Material for the task:
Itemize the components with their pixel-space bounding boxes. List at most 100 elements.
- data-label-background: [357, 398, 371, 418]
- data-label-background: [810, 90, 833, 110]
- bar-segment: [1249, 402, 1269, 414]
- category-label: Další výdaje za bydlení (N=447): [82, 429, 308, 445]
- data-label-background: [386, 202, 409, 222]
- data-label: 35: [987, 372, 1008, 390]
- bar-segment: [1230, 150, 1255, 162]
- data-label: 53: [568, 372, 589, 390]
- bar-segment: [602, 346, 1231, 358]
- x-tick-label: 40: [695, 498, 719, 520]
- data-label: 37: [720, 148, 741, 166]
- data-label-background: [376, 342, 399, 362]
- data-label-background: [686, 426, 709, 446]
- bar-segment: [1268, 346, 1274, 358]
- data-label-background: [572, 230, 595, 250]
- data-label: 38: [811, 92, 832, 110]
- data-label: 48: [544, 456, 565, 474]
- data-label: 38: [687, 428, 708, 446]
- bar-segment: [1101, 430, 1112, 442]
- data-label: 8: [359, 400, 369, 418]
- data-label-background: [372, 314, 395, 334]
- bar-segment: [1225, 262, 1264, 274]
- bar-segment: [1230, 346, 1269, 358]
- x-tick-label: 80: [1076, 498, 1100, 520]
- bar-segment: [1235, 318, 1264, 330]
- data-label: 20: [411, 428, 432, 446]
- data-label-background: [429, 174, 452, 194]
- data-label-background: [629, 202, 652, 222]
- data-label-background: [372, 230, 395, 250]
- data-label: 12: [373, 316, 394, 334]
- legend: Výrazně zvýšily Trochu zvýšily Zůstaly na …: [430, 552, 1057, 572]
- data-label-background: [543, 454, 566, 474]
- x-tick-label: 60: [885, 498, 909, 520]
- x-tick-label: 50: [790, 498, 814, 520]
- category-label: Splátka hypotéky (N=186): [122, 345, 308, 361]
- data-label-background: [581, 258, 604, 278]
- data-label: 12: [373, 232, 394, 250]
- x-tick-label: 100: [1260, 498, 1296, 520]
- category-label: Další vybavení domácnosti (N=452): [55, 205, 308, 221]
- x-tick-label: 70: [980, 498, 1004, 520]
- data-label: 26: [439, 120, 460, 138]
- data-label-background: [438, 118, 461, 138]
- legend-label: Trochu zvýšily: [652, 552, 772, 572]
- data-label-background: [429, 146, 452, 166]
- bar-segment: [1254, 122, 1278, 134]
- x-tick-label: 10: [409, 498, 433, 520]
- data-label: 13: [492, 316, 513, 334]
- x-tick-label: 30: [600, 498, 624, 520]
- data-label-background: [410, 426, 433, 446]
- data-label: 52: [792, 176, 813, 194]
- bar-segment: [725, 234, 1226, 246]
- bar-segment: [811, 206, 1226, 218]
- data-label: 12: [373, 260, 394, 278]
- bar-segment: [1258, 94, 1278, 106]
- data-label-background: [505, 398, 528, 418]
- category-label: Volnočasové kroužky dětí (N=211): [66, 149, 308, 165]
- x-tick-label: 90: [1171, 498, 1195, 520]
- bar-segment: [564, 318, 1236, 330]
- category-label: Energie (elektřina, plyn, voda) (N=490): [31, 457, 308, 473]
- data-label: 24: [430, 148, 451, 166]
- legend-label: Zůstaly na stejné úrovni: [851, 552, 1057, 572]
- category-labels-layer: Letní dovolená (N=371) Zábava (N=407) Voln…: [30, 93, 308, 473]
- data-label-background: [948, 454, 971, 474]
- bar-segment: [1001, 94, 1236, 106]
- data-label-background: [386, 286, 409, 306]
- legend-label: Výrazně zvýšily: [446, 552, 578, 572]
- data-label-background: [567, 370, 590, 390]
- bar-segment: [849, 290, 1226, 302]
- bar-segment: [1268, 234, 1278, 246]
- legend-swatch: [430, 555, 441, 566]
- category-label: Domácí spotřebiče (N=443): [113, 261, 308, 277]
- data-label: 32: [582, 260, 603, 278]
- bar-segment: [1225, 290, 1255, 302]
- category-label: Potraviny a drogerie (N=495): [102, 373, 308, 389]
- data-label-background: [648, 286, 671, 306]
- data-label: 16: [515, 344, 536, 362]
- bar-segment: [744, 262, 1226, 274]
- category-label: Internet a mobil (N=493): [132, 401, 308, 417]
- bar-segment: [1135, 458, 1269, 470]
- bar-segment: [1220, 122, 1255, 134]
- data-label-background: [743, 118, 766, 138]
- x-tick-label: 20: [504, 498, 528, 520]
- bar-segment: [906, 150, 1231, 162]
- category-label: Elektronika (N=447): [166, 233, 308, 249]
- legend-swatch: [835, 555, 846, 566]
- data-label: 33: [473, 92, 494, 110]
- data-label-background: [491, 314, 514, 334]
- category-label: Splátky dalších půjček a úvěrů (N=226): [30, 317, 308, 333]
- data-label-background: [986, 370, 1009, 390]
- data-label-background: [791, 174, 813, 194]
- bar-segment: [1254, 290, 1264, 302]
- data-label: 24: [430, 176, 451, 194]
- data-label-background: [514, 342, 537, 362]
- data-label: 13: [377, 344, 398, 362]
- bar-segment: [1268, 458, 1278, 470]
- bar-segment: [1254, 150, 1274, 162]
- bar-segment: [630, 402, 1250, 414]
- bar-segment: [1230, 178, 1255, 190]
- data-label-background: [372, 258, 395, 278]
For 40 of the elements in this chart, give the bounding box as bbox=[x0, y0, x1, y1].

* * *

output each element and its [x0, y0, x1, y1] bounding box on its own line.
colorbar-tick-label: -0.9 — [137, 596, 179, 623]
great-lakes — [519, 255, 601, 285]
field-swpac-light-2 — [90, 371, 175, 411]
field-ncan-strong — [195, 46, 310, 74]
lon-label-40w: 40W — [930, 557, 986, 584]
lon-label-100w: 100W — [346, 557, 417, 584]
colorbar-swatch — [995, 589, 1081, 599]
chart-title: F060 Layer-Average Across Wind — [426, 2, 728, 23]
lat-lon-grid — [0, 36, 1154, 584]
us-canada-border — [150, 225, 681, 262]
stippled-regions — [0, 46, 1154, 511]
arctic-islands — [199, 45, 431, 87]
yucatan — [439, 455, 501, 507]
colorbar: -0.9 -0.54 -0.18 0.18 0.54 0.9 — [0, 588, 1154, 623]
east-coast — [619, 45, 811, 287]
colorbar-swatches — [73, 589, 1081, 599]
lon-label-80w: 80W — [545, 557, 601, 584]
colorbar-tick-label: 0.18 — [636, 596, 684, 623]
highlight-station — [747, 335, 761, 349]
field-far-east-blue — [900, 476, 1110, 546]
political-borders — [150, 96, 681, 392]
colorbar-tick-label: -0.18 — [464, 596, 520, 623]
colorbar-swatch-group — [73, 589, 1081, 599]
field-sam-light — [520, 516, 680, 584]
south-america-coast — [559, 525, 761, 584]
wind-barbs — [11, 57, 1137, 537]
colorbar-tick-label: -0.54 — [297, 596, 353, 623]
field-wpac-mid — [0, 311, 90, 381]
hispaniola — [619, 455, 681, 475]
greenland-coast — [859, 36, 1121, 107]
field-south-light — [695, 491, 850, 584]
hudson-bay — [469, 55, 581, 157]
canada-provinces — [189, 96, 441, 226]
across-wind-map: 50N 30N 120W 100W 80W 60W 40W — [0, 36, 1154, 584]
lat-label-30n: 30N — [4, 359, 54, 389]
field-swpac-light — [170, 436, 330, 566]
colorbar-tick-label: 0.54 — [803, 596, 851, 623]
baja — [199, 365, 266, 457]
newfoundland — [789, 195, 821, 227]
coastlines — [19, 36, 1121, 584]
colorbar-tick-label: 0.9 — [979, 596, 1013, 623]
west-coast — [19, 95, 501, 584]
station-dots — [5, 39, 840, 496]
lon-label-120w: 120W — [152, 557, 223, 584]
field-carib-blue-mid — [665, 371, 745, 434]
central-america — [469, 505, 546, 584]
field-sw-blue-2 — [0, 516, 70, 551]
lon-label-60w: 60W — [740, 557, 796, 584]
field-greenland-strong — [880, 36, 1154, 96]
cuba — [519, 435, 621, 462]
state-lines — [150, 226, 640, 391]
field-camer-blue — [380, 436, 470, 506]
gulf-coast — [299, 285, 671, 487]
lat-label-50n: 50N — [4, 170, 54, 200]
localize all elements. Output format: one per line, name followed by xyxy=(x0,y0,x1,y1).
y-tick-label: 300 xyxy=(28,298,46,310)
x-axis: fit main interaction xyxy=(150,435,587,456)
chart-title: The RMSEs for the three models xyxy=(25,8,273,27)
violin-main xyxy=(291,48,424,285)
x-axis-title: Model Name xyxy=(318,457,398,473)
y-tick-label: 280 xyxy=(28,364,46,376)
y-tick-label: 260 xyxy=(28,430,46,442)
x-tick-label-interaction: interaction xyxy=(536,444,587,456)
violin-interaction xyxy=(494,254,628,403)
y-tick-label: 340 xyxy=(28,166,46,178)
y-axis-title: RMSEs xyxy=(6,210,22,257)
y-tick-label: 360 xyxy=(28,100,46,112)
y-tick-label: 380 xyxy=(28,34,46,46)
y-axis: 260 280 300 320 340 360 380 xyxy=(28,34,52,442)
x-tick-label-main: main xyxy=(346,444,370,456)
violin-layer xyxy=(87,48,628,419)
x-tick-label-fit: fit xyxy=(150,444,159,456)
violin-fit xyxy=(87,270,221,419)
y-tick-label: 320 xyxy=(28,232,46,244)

...

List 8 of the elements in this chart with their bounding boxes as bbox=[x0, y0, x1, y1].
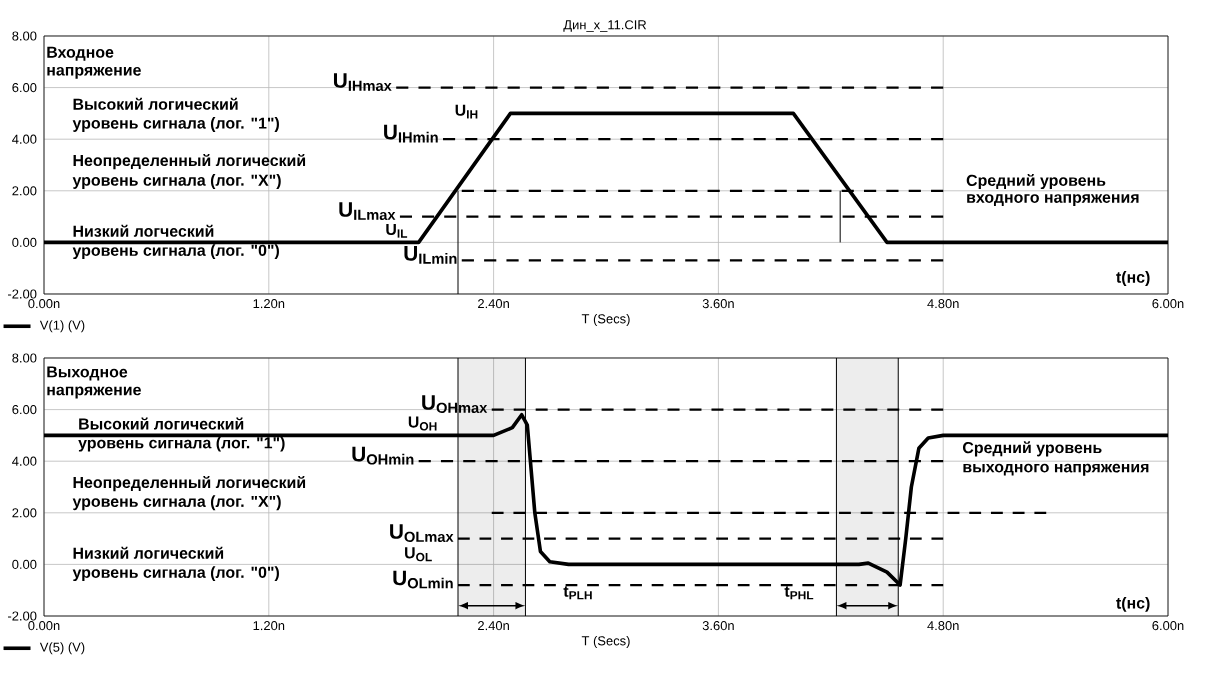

Set exercise: Could you set down, unchanged, the lines of the material that begin at the line containing "Itemize the components" and end with the line containing "- data-label: 12: [373, 316, 394, 334]", including both of those lines?

Solution:
Itemize the components with their pixel-space bounding boxes. List at most 100 elements.
- data-label-background: [357, 398, 371, 418]
- data-label-background: [810, 90, 833, 110]
- bar-segment: [1249, 402, 1269, 414]
- category-label: Další výdaje za bydlení (N=447): [82, 429, 308, 445]
- data-label-background: [386, 202, 409, 222]
- data-label: 35: [987, 372, 1008, 390]
- bar-segment: [1230, 150, 1255, 162]
- data-label: 53: [568, 372, 589, 390]
- bar-segment: [602, 346, 1231, 358]
- x-tick-label: 40: [695, 498, 719, 520]
- data-label: 37: [720, 148, 741, 166]
- data-label-background: [376, 342, 399, 362]
- data-label-background: [686, 426, 709, 446]
- bar-segment: [1268, 346, 1274, 358]
- data-label-background: [572, 230, 595, 250]
- data-label: 38: [811, 92, 832, 110]
- data-label: 48: [544, 456, 565, 474]
- data-label: 38: [687, 428, 708, 446]
- bar-segment: [1101, 430, 1112, 442]
- data-label: 8: [359, 400, 369, 418]
- data-label-background: [372, 314, 395, 334]
- bar-segment: [1225, 262, 1264, 274]
- bar-segment: [1230, 346, 1269, 358]
- x-tick-label: 80: [1076, 498, 1100, 520]
- bar-segment: [1235, 318, 1264, 330]
- data-label: 20: [411, 428, 432, 446]
- data-label-background: [429, 174, 452, 194]
- data-label-background: [629, 202, 652, 222]
- data-label-background: [372, 230, 395, 250]
- data-label: 12: [373, 316, 394, 334]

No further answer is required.